### Instruction
Please write the listing below out again exactly, leaving every picture behind.

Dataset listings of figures

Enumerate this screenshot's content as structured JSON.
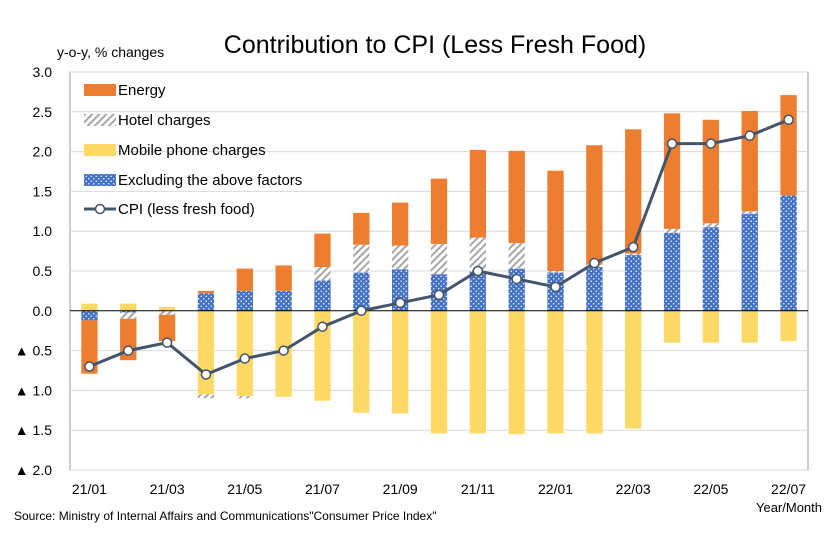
{
  "chart_data": {
    "type": "bar",
    "title": "Contribution to CPI (Less Fresh Food)",
    "ylabel": "y-o-y, % changes",
    "xlabel": "Year/Month",
    "source": "Source: Ministry of Internal Affairs and Communications\"Consumer Price Index\"",
    "ylim": [
      -2.0,
      3.0
    ],
    "y_ticks": [
      {
        "value": 3.0,
        "label": "3.0"
      },
      {
        "value": 2.5,
        "label": "2.5"
      },
      {
        "value": 2.0,
        "label": "2.0"
      },
      {
        "value": 1.5,
        "label": "1.5"
      },
      {
        "value": 1.0,
        "label": "1.0"
      },
      {
        "value": 0.5,
        "label": "0.5"
      },
      {
        "value": 0.0,
        "label": "0.0"
      },
      {
        "value": -0.5,
        "label": "▲ 0.5"
      },
      {
        "value": -1.0,
        "label": "▲ 1.0"
      },
      {
        "value": -1.5,
        "label": "▲ 1.5"
      },
      {
        "value": -2.0,
        "label": "▲ 2.0"
      }
    ],
    "categories": [
      "21/01",
      "21/02",
      "21/03",
      "21/04",
      "21/05",
      "21/06",
      "21/07",
      "21/08",
      "21/09",
      "21/10",
      "21/11",
      "21/12",
      "22/01",
      "22/02",
      "22/03",
      "22/04",
      "22/05",
      "22/06",
      "22/07"
    ],
    "x_tick_labels": [
      {
        "index": 0,
        "label": "21/01"
      },
      {
        "index": 2,
        "label": "21/03"
      },
      {
        "index": 4,
        "label": "21/05"
      },
      {
        "index": 6,
        "label": "21/07"
      },
      {
        "index": 8,
        "label": "21/09"
      },
      {
        "index": 10,
        "label": "21/11"
      },
      {
        "index": 12,
        "label": "22/01"
      },
      {
        "index": 14,
        "label": "22/03"
      },
      {
        "index": 16,
        "label": "22/05"
      },
      {
        "index": 18,
        "label": "22/07"
      }
    ],
    "legend_position": "top-left",
    "series": [
      {
        "name": "Excluding the above factors",
        "kind": "bar",
        "color": "#4472C4",
        "pattern": "dots",
        "values": [
          -0.12,
          -0.02,
          0.0,
          0.22,
          0.25,
          0.25,
          0.38,
          0.48,
          0.52,
          0.46,
          0.5,
          0.53,
          0.48,
          0.55,
          0.7,
          0.98,
          1.05,
          1.22,
          1.45
        ]
      },
      {
        "name": "Mobile phone charges",
        "kind": "bar",
        "color": "#FFD966",
        "pattern": "solid",
        "values": [
          0.09,
          0.09,
          0.05,
          -1.05,
          -1.07,
          -1.08,
          -1.13,
          -1.28,
          -1.29,
          -1.54,
          -1.54,
          -1.55,
          -1.54,
          -1.54,
          -1.48,
          -0.4,
          -0.4,
          -0.4,
          -0.38
        ]
      },
      {
        "name": "Hotel charges",
        "kind": "bar",
        "color": "#A6A6A6",
        "pattern": "hatch",
        "values": [
          0.0,
          -0.08,
          -0.05,
          -0.05,
          -0.03,
          0.0,
          0.17,
          0.35,
          0.3,
          0.38,
          0.42,
          0.32,
          0.02,
          0.03,
          0.02,
          0.05,
          0.05,
          0.03,
          0.0
        ]
      },
      {
        "name": "Energy",
        "kind": "bar",
        "color": "#ED7D31",
        "pattern": "solid",
        "values": [
          -0.67,
          -0.52,
          -0.33,
          0.03,
          0.28,
          0.32,
          0.42,
          0.4,
          0.54,
          0.82,
          1.1,
          1.16,
          1.26,
          1.5,
          1.56,
          1.45,
          1.3,
          1.26,
          1.26
        ]
      },
      {
        "name": "CPI (less fresh food)",
        "kind": "line",
        "color": "#44546A",
        "values": [
          -0.7,
          -0.5,
          -0.4,
          -0.8,
          -0.6,
          -0.5,
          -0.2,
          0.0,
          0.1,
          0.2,
          0.5,
          0.4,
          0.3,
          0.6,
          0.8,
          2.1,
          2.1,
          2.2,
          2.4
        ]
      }
    ],
    "legend_order": [
      "Energy",
      "Hotel charges",
      "Mobile phone charges",
      "Excluding the above factors",
      "CPI (less fresh food)"
    ]
  }
}
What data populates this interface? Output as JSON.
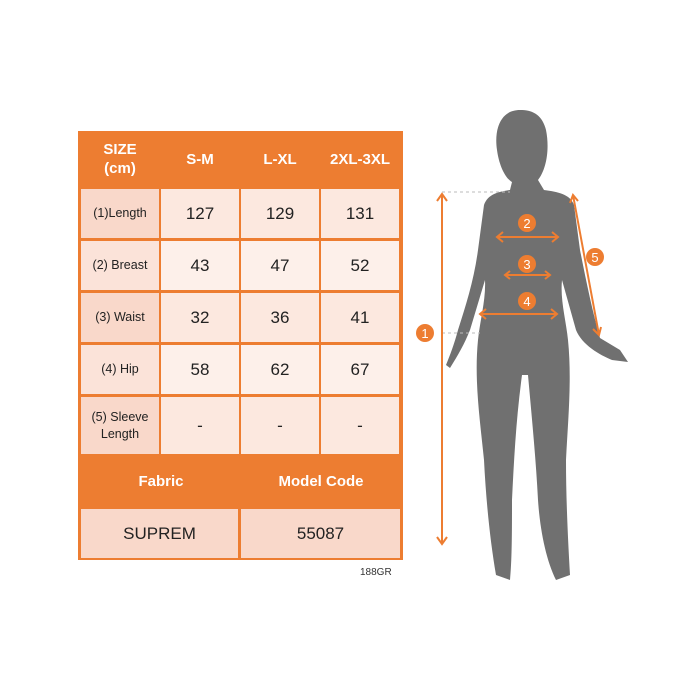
{
  "table": {
    "header": [
      "SIZE\n(cm)",
      "S-M",
      "L-XL",
      "2XL-3XL"
    ],
    "rows": [
      {
        "label": "(1)Length",
        "values": [
          "127",
          "129",
          "131"
        ]
      },
      {
        "label": "(2) Breast",
        "values": [
          "43",
          "47",
          "52"
        ]
      },
      {
        "label": "(3) Waist",
        "values": [
          "32",
          "36",
          "41"
        ]
      },
      {
        "label": "(4) Hip",
        "values": [
          "58",
          "62",
          "67"
        ]
      },
      {
        "label": "(5) Sleeve Length",
        "values": [
          "-",
          "-",
          "-"
        ]
      }
    ],
    "footer_headers": [
      "Fabric",
      "Model Code"
    ],
    "footer_values": [
      "SUPREM",
      "55087"
    ]
  },
  "product_code": "188GR",
  "figure": {
    "markers": [
      "1",
      "2",
      "3",
      "4",
      "5"
    ],
    "accent_color": "#ed7d31",
    "silhouette_color": "#6f6f6f"
  }
}
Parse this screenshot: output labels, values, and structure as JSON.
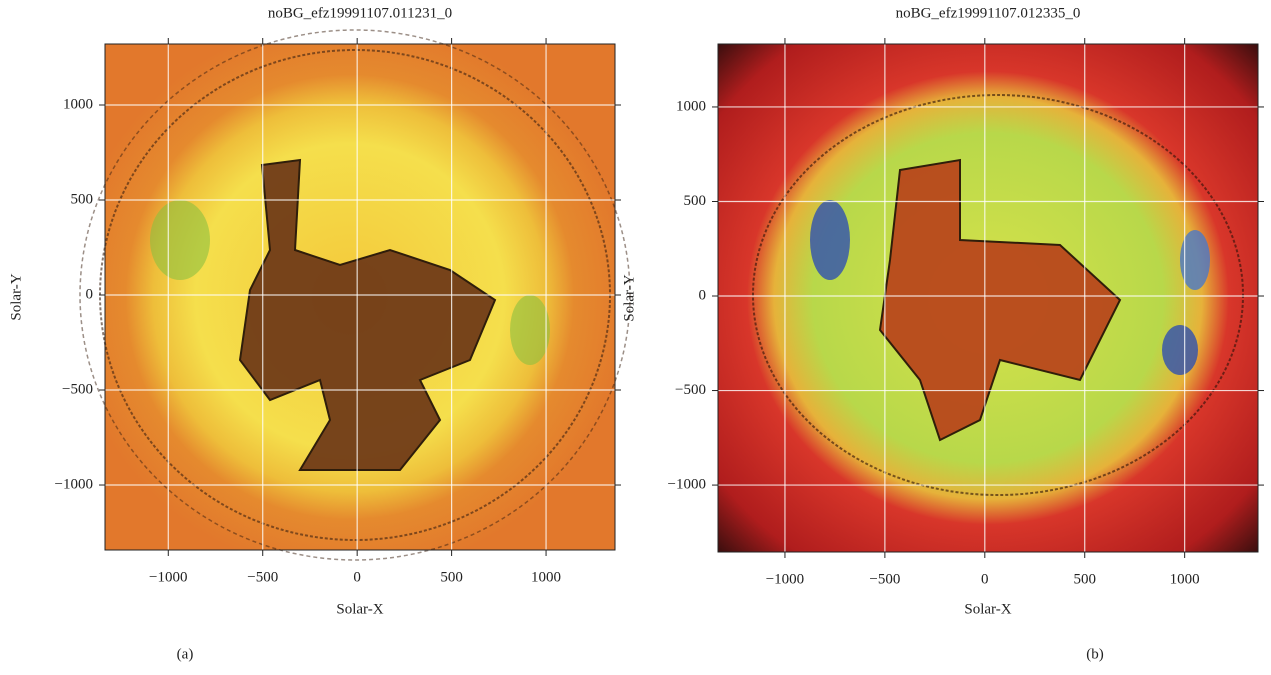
{
  "chart_data": [
    {
      "type": "image",
      "title": "noBG_efz19991107.011231_0",
      "xlabel": "Solar-X",
      "ylabel": "Solar-Y",
      "caption": "(a)",
      "xlim": [
        -1335,
        1365
      ],
      "ylim": [
        -1342,
        1321
      ],
      "xticks": [
        {
          "value": -1000,
          "label": "−1000"
        },
        {
          "value": -500,
          "label": "−500"
        },
        0,
        500,
        1000
      ],
      "yticks": [
        {
          "value": -1000,
          "label": "−1000"
        },
        {
          "value": -500,
          "label": "−500"
        },
        0,
        500,
        1000
      ],
      "grid": true,
      "colormap": "yellow-orange"
    },
    {
      "type": "image",
      "title": "noBG_efz19991107.012335_0",
      "xlabel": "Solar-X",
      "ylabel": "Solar-Y",
      "caption": "(b)",
      "xlim": [
        -1335,
        1367
      ],
      "ylim": [
        -1354,
        1333
      ],
      "xticks": [
        {
          "value": -1000,
          "label": "−1000"
        },
        {
          "value": -500,
          "label": "−500"
        },
        0,
        500,
        1000
      ],
      "yticks": [
        {
          "value": -1000,
          "label": "−1000"
        },
        {
          "value": -500,
          "label": "−500"
        },
        0,
        500,
        1000
      ],
      "grid": true,
      "colormap": "red-green-blue"
    }
  ]
}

### Solution to this task
Enumerate this screenshot's content as structured JSON.
{
  "chart_data": {
    "type": "bar",
    "title": "Contribution to CPI (Less Fresh Food)",
    "ylabel": "y-o-y, % changes",
    "xlabel": "Year/Month",
    "source": "Source: Ministry of Internal Affairs and Communications\"Consumer Price Index\"",
    "ylim": [
      -2.0,
      3.0
    ],
    "y_ticks": [
      {
        "value": 3.0,
        "label": "3.0"
      },
      {
        "value": 2.5,
        "label": "2.5"
      },
      {
        "value": 2.0,
        "label": "2.0"
      },
      {
        "value": 1.5,
        "label": "1.5"
      },
      {
        "value": 1.0,
        "label": "1.0"
      },
      {
        "value": 0.5,
        "label": "0.5"
      },
      {
        "value": 0.0,
        "label": "0.0"
      },
      {
        "value": -0.5,
        "label": "▲ 0.5"
      },
      {
        "value": -1.0,
        "label": "▲ 1.0"
      },
      {
        "value": -1.5,
        "label": "▲ 1.5"
      },
      {
        "value": -2.0,
        "label": "▲ 2.0"
      }
    ],
    "categories": [
      "21/01",
      "21/02",
      "21/03",
      "21/04",
      "21/05",
      "21/06",
      "21/07",
      "21/08",
      "21/09",
      "21/10",
      "21/11",
      "21/12",
      "22/01",
      "22/02",
      "22/03",
      "22/04",
      "22/05",
      "22/06",
      "22/07"
    ],
    "x_tick_labels": [
      {
        "index": 0,
        "label": "21/01"
      },
      {
        "index": 2,
        "label": "21/03"
      },
      {
        "index": 4,
        "label": "21/05"
      },
      {
        "index": 6,
        "label": "21/07"
      },
      {
        "index": 8,
        "label": "21/09"
      },
      {
        "index": 10,
        "label": "21/11"
      },
      {
        "index": 12,
        "label": "22/01"
      },
      {
        "index": 14,
        "label": "22/03"
      },
      {
        "index": 16,
        "label": "22/05"
      },
      {
        "index": 18,
        "label": "22/07"
      }
    ],
    "legend_position": "top-left",
    "series": [
      {
        "name": "Excluding the above factors",
        "kind": "bar",
        "color": "#4472C4",
        "pattern": "dots",
        "values": [
          -0.12,
          -0.02,
          0.0,
          0.22,
          0.25,
          0.25,
          0.38,
          0.48,
          0.52,
          0.46,
          0.5,
          0.53,
          0.48,
          0.55,
          0.7,
          0.98,
          1.05,
          1.22,
          1.45
        ]
      },
      {
        "name": "Mobile phone charges",
        "kind": "bar",
        "color": "#FFD966",
        "pattern": "solid",
        "values": [
          0.09,
          0.09,
          0.05,
          -1.05,
          -1.07,
          -1.08,
          -1.13,
          -1.28,
          -1.29,
          -1.54,
          -1.54,
          -1.55,
          -1.54,
          -1.54,
          -1.48,
          -0.4,
          -0.4,
          -0.4,
          -0.38
        ]
      },
      {
        "name": "Hotel charges",
        "kind": "bar",
        "color": "#A6A6A6",
        "pattern": "hatch",
        "values": [
          0.0,
          -0.08,
          -0.05,
          -0.05,
          -0.03,
          0.0,
          0.17,
          0.35,
          0.3,
          0.38,
          0.42,
          0.32,
          0.02,
          0.03,
          0.02,
          0.05,
          0.05,
          0.03,
          0.0
        ]
      },
      {
        "name": "Energy",
        "kind": "bar",
        "color": "#ED7D31",
        "pattern": "solid",
        "values": [
          -0.67,
          -0.52,
          -0.33,
          0.03,
          0.28,
          0.32,
          0.42,
          0.4,
          0.54,
          0.82,
          1.1,
          1.16,
          1.26,
          1.5,
          1.56,
          1.45,
          1.3,
          1.26,
          1.26
        ]
      },
      {
        "name": "CPI (less fresh food)",
        "kind": "line",
        "color": "#44546A",
        "values": [
          -0.7,
          -0.5,
          -0.4,
          -0.8,
          -0.6,
          -0.5,
          -0.2,
          0.0,
          0.1,
          0.2,
          0.5,
          0.4,
          0.3,
          0.6,
          0.8,
          2.1,
          2.1,
          2.2,
          2.4
        ]
      }
    ],
    "legend_order": [
      "Energy",
      "Hotel charges",
      "Mobile phone charges",
      "Excluding the above factors",
      "CPI (less fresh food)"
    ]
  }
}
What data populates this interface? Output as JSON.
{
  "table": {
    "header": [
      "SIZE\n(cm)",
      "S-M",
      "L-XL",
      "2XL-3XL"
    ],
    "rows": [
      {
        "label": "(1)Length",
        "values": [
          "127",
          "129",
          "131"
        ]
      },
      {
        "label": "(2) Breast",
        "values": [
          "43",
          "47",
          "52"
        ]
      },
      {
        "label": "(3) Waist",
        "values": [
          "32",
          "36",
          "41"
        ]
      },
      {
        "label": "(4) Hip",
        "values": [
          "58",
          "62",
          "67"
        ]
      },
      {
        "label": "(5) Sleeve Length",
        "values": [
          "-",
          "-",
          "-"
        ]
      }
    ],
    "footer_headers": [
      "Fabric",
      "Model Code"
    ],
    "footer_values": [
      "SUPREM",
      "55087"
    ]
  },
  "product_code": "188GR",
  "figure": {
    "markers": [
      "1",
      "2",
      "3",
      "4",
      "5"
    ],
    "accent_color": "#ed7d31",
    "silhouette_color": "#6f6f6f"
  }
}
Parse this screenshot: output labels, values, and structure as JSON.
{
  "chart_data": [
    {
      "type": "image",
      "title": "noBG_efz19991107.011231_0",
      "xlabel": "Solar-X",
      "ylabel": "Solar-Y",
      "caption": "(a)",
      "xlim": [
        -1335,
        1365
      ],
      "ylim": [
        -1342,
        1321
      ],
      "xticks": [
        {
          "value": -1000,
          "label": "−1000"
        },
        {
          "value": -500,
          "label": "−500"
        },
        0,
        500,
        1000
      ],
      "yticks": [
        {
          "value": -1000,
          "label": "−1000"
        },
        {
          "value": -500,
          "label": "−500"
        },
        0,
        500,
        1000
      ],
      "grid": true,
      "colormap": "yellow-orange"
    },
    {
      "type": "image",
      "title": "noBG_efz19991107.012335_0",
      "xlabel": "Solar-X",
      "ylabel": "Solar-Y",
      "caption": "(b)",
      "xlim": [
        -1335,
        1367
      ],
      "ylim": [
        -1354,
        1333
      ],
      "xticks": [
        {
          "value": -1000,
          "label": "−1000"
        },
        {
          "value": -500,
          "label": "−500"
        },
        0,
        500,
        1000
      ],
      "yticks": [
        {
          "value": -1000,
          "label": "−1000"
        },
        {
          "value": -500,
          "label": "−500"
        },
        0,
        500,
        1000
      ],
      "grid": true,
      "colormap": "red-green-blue"
    }
  ]
}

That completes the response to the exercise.